### [Aim]
State how many lines of the records contain the string "statement", and give no other information.
>> START Record set
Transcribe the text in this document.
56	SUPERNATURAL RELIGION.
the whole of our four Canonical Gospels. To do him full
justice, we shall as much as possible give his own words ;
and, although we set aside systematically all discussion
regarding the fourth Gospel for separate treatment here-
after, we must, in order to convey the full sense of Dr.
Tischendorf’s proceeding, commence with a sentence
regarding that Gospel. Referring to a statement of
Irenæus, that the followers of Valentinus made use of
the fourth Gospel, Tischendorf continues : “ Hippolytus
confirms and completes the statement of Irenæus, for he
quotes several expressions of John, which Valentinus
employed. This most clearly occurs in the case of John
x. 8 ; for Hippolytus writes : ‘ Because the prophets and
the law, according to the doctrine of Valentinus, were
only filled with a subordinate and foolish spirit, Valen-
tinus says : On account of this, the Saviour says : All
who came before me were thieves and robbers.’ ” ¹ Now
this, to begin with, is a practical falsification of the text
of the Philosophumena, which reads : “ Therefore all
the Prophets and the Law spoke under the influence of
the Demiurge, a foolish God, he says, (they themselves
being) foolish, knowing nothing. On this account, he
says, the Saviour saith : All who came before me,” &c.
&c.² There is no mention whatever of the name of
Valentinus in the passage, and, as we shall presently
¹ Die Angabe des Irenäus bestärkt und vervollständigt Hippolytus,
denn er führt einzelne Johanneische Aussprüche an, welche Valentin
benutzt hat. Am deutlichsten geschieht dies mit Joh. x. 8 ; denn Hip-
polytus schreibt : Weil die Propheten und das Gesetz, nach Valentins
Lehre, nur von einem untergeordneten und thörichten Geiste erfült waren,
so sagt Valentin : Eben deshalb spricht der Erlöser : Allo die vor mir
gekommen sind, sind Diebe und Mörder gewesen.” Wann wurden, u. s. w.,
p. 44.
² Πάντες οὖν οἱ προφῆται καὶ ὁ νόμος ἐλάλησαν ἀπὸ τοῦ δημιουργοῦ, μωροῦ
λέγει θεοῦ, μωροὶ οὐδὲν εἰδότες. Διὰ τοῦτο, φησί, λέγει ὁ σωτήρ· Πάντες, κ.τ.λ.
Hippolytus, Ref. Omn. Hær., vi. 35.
>> END Record set
### [Result below]
2